◆ **WORK REQUIRED**:
Copy each line of the material below that includes the string "page".
** begin **
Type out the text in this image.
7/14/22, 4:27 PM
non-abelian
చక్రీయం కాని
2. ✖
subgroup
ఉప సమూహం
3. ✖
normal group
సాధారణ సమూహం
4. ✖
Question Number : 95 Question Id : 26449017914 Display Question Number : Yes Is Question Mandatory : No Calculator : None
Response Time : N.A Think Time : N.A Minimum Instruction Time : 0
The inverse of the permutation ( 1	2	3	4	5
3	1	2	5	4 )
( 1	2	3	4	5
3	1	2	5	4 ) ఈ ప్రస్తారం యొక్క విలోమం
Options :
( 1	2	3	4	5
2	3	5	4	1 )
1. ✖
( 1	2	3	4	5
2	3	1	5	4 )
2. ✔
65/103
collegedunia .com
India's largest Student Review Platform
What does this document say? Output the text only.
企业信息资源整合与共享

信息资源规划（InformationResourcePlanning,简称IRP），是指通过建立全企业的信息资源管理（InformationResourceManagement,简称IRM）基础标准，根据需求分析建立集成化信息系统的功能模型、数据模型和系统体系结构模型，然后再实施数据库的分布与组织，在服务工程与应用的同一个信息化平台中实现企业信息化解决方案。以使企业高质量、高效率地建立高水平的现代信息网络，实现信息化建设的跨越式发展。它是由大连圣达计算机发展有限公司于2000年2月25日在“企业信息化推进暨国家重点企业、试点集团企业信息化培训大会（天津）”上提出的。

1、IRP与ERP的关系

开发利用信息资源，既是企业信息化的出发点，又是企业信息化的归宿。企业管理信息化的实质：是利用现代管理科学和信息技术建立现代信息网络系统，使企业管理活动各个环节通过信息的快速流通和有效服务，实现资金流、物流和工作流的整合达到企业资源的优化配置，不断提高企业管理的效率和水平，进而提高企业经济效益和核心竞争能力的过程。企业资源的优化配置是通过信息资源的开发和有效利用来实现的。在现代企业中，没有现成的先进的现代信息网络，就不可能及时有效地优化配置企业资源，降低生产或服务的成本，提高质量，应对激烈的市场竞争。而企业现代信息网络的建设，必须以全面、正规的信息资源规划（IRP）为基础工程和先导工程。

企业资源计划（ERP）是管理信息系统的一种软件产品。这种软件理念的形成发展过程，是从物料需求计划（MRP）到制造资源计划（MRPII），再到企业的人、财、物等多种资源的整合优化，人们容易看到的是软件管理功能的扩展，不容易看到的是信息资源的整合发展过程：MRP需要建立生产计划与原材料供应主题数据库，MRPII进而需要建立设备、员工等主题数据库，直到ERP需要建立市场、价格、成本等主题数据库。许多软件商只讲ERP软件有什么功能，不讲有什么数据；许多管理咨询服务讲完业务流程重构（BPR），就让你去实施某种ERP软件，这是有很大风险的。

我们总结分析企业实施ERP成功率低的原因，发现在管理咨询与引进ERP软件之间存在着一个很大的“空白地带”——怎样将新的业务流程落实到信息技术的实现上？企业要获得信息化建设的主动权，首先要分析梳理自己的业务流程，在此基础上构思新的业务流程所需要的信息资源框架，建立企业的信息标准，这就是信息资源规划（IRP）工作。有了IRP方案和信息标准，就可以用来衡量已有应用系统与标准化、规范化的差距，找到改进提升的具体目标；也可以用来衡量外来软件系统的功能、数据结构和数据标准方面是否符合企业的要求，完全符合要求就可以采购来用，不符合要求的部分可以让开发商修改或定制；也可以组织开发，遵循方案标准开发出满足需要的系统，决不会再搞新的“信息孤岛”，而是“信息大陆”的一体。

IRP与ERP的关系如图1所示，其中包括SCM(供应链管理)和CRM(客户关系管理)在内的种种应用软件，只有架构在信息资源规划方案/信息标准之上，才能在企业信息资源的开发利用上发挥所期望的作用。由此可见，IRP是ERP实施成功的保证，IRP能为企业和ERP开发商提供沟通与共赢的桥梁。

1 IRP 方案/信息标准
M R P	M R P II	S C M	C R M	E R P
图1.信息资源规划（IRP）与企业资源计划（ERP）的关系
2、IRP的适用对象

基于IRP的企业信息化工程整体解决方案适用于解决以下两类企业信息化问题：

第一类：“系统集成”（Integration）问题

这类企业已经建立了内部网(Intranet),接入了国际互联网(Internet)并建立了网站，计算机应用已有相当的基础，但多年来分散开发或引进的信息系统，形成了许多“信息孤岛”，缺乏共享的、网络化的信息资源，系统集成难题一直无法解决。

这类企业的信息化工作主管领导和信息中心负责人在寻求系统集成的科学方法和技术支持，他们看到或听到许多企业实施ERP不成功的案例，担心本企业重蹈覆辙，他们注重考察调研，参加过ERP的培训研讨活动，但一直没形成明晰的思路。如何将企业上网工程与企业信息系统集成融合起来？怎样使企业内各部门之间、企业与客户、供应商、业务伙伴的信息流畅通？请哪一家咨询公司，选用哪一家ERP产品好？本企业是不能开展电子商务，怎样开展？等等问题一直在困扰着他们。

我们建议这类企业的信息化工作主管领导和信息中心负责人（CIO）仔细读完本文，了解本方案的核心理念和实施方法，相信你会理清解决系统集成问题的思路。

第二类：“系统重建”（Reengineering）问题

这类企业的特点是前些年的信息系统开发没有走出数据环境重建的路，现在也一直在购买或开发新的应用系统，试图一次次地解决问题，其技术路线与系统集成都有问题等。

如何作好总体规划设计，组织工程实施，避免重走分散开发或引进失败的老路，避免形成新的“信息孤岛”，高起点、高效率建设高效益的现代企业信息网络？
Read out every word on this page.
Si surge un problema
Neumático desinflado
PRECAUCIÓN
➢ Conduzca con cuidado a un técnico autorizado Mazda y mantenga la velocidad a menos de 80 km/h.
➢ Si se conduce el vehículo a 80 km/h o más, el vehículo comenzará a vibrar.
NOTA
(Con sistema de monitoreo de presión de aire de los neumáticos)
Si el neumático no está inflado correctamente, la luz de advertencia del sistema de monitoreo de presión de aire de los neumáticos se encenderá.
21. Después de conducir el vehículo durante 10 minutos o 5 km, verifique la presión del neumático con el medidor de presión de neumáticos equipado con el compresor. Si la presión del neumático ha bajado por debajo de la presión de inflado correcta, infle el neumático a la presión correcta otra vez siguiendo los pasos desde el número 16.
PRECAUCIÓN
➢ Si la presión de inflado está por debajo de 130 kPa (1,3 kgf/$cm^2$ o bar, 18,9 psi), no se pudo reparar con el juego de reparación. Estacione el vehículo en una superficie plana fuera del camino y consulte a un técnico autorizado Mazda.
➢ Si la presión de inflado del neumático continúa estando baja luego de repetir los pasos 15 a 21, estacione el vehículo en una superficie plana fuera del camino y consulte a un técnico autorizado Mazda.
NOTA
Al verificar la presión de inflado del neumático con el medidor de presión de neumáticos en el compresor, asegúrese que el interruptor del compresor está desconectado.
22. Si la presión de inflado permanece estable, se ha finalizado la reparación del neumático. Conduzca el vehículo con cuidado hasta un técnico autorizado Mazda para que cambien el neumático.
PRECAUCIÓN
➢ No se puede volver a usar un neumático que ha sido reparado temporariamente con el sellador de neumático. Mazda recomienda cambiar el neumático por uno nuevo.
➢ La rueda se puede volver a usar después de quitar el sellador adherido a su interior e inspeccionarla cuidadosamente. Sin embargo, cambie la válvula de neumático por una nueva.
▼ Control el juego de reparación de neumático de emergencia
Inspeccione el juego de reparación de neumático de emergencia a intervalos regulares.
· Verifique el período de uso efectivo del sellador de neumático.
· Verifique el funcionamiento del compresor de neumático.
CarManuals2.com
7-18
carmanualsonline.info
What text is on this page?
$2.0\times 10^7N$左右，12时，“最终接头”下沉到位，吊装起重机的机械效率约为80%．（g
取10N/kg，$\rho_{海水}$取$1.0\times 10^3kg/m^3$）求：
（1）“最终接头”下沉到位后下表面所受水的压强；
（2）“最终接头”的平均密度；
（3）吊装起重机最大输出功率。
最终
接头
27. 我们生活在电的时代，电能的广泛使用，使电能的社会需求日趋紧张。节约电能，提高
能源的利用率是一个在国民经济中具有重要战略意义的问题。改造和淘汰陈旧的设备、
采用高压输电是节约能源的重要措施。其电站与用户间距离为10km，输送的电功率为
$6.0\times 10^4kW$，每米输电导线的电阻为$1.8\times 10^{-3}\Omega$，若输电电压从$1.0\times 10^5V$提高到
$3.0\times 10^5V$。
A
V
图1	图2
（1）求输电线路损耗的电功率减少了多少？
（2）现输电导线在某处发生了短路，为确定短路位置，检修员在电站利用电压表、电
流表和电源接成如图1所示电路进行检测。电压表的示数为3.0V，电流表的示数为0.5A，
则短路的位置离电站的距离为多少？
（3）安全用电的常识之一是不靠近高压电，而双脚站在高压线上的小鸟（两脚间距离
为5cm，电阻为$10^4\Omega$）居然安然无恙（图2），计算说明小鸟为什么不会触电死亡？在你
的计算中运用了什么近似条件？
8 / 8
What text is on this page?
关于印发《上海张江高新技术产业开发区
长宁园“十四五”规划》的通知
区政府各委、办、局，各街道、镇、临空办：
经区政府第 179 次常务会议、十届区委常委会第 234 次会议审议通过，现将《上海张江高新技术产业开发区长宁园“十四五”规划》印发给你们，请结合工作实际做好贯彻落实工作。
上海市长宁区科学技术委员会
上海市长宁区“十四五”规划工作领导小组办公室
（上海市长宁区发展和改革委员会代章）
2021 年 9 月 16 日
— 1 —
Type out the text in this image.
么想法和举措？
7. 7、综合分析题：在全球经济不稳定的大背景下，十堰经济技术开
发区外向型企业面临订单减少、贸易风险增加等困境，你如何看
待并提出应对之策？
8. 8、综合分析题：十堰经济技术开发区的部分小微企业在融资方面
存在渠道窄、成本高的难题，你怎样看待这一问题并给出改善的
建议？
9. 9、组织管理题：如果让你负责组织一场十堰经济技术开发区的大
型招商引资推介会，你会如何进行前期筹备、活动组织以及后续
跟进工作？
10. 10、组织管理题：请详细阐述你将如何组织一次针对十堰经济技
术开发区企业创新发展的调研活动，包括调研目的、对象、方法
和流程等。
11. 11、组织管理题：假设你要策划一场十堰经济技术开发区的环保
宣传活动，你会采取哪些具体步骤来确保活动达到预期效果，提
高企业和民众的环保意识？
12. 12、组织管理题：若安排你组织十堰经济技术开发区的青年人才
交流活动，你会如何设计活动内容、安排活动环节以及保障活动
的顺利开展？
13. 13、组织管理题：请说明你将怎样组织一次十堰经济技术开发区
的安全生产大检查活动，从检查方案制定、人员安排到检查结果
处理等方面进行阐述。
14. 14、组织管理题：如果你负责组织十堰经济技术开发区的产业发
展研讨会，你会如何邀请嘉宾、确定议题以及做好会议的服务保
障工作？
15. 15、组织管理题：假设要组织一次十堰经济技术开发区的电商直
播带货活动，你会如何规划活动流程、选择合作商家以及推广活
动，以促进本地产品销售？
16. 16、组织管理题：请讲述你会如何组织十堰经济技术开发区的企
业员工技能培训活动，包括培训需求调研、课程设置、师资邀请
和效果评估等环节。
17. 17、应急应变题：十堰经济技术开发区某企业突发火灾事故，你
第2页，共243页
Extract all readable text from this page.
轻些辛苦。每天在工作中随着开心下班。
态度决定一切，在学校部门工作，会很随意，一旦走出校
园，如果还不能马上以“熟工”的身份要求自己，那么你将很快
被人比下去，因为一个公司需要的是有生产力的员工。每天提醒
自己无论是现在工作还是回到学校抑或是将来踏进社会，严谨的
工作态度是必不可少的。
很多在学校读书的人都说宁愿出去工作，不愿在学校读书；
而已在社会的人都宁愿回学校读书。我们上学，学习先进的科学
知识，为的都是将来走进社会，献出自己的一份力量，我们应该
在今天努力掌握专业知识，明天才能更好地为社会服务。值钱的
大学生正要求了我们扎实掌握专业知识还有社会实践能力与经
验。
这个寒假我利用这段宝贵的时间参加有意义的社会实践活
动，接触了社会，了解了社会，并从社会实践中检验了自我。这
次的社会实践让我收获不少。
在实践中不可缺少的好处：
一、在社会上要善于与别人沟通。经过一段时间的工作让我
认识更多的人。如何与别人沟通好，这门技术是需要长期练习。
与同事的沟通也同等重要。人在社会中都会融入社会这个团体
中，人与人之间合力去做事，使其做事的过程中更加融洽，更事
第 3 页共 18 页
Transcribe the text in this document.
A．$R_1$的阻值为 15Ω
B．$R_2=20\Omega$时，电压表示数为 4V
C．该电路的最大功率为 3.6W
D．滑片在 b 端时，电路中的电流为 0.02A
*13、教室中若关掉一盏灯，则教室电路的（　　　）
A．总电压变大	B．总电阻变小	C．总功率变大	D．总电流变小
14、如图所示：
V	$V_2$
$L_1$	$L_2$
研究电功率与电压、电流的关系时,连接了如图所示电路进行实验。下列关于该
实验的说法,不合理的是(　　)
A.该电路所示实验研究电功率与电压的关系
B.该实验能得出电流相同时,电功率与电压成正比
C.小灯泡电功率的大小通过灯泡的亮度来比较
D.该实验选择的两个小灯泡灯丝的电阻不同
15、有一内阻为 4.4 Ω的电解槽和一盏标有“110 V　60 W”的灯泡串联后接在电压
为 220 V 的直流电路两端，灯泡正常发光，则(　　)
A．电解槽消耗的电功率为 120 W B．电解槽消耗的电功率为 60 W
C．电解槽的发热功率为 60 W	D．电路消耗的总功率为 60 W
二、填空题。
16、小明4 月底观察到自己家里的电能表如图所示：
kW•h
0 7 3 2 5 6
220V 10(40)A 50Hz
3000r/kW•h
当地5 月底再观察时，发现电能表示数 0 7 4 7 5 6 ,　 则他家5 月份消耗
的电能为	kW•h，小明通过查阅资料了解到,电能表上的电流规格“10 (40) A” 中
** end **
◆ **ANSWER TO THE TASK**:
Read out every word on this page.
What text is on this page?
What text is on this page?
Extract all readable text from this page.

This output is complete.